-- Material shown start --

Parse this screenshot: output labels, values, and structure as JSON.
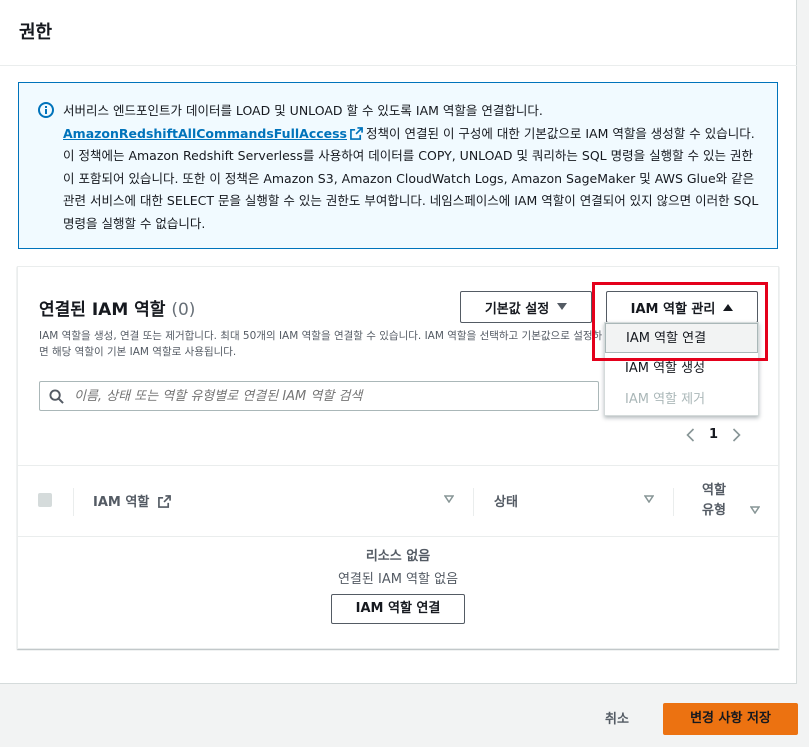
{
  "page": {
    "title": "권한"
  },
  "info": {
    "text_1": "서버리스 엔드포인트가 데이터를 LOAD 및 UNLOAD 할 수 있도록 IAM 역할을 연결합니다.",
    "link": "AmazonRedshiftAllCommandsFullAccess",
    "text_2": "정책이 연결된 이 구성에 대한 기본값으로 IAM 역할을 생성할 수 있습니다. 이 정책에는 Amazon Redshift Serverless를 사용하여 데이터를 COPY, UNLOAD 및 쿼리하는 SQL 명령을 실행할 수 있는 권한이 포함되어 있습니다. 또한 이 정책은 Amazon S3, Amazon CloudWatch Logs, Amazon SageMaker 및 AWS Glue와 같은 관련 서비스에 대한 SELECT 문을 실행할 수 있는 권한도 부여합니다. 네임스페이스에 IAM 역할이 연결되어 있지 않으면 이러한 SQL 명령을 실행할 수 없습니다."
  },
  "panel": {
    "title": "연결된 IAM 역할",
    "count": "(0)",
    "description": "IAM 역할을 생성, 연결 또는 제거합니다. 최대 50개의 IAM 역할을 연결할 수 있습니다. IAM 역할을 선택하고 기본값으로 설정하면 해당 역할이 기본 IAM 역할로 사용됩니다.",
    "set_default_label": "기본값 설정",
    "manage_label": "IAM 역할 관리"
  },
  "search": {
    "placeholder": "이름, 상태 또는 역할 유형별로 연결된 IAM 역할 검색"
  },
  "pagination": {
    "current_page": "1"
  },
  "table": {
    "columns": [
      "IAM 역할",
      "상태",
      "역할",
      "유형"
    ]
  },
  "empty": {
    "title": "리소스 없음",
    "subtitle": "연결된 IAM 역할 없음",
    "button": "IAM 역할 연결"
  },
  "dropdown": {
    "items": [
      "IAM 역할 연결",
      "IAM 역할 생성",
      "IAM 역할 제거"
    ]
  },
  "footer": {
    "cancel": "취소",
    "save": "변경 사항 저장"
  },
  "colors": {
    "accent": "#0073bb",
    "primary_button": "#ec7211",
    "highlight_box": "#e4001b"
  }
}
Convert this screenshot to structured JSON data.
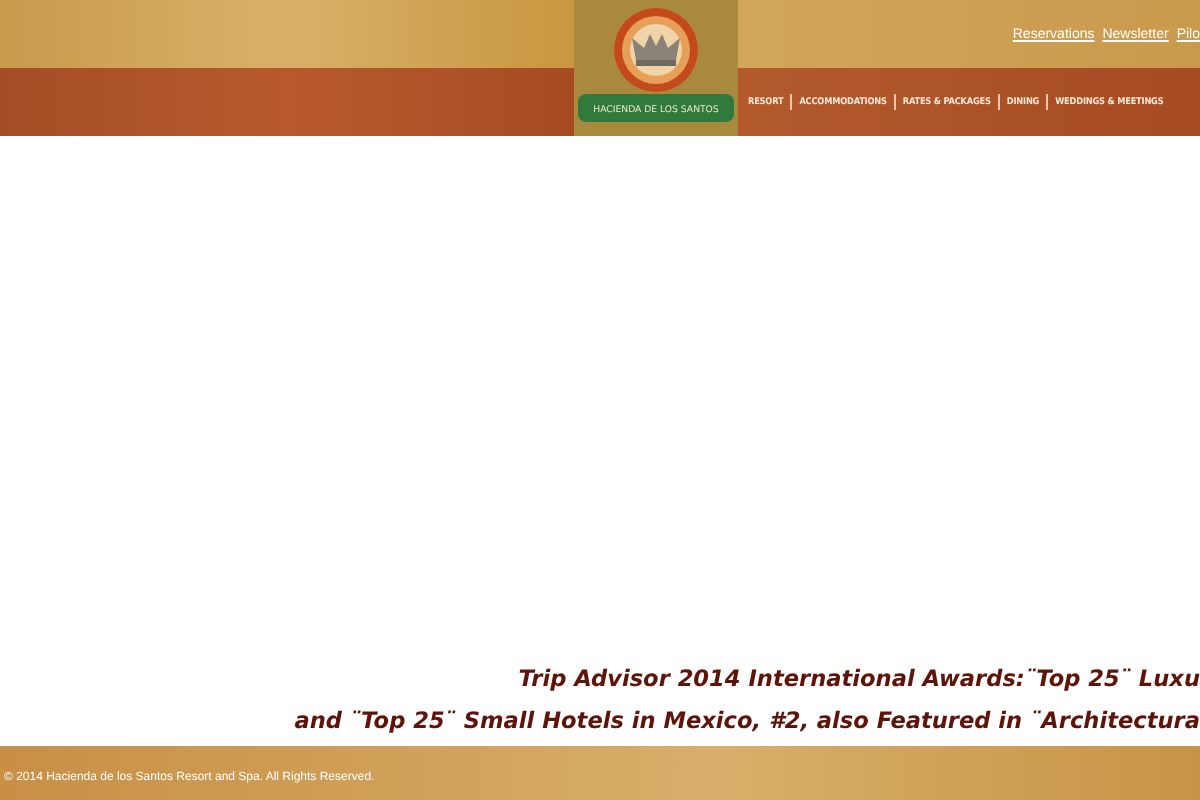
{
  "header": {
    "logo_text": "HACIENDA DE LOS SANTOS",
    "top_links": [
      "Reservations",
      "Newsletter",
      "Pilo"
    ],
    "nav": [
      "RESORT",
      "ACCOMMODATIONS",
      "RATES & PACKAGES",
      "DINING",
      "WEDDINGS & MEETINGS"
    ]
  },
  "awards": [
    "Trip Advisor 2014 International Awards:¨Top 25¨ Luxu",
    "and ¨Top 25¨ Small Hotels in Mexico, #2, also Featured in ¨Architectura"
  ],
  "footer": {
    "copyright": "© 2014 Hacienda de los Santos Resort and Spa. All Rights Reserved."
  }
}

-- Material shown end --

## Task instructions
Find the word "있습니다" in the records and pull out each line that has it.

## Complete output
    "text_2": "정책이 연결된 이 구성에 대한 기본값으로 IAM 역할을 생성할 수 있습니다. 이 정책에는 Amazon Redshift Serverless를 사용하여 데이터를 COPY, UNLOAD 및 쿼리하는 SQL 명령을 실행할 수 있는 권한이 포함되어 있습니다. 또한 이 정책은 Amazon S3, Amazon CloudWatch Logs, Amazon SageMaker 및 AWS Glue와 같은 관련 서비스에 대한 SELECT 문을 실행할 수 있는 권한도 부여합니다. 네임스페이스에 IAM 역할이 연결되어 있지 않으면 이러한 SQL 명령을 실행할 수 없습니다."
    "description": "IAM 역할을 생성, 연결 또는 제거합니다. 최대 50개의 IAM 역할을 연결할 수 있습니다. IAM 역할을 선택하고 기본값으로 설정하면 해당 역할이 기본 IAM 역할로 사용됩니다.",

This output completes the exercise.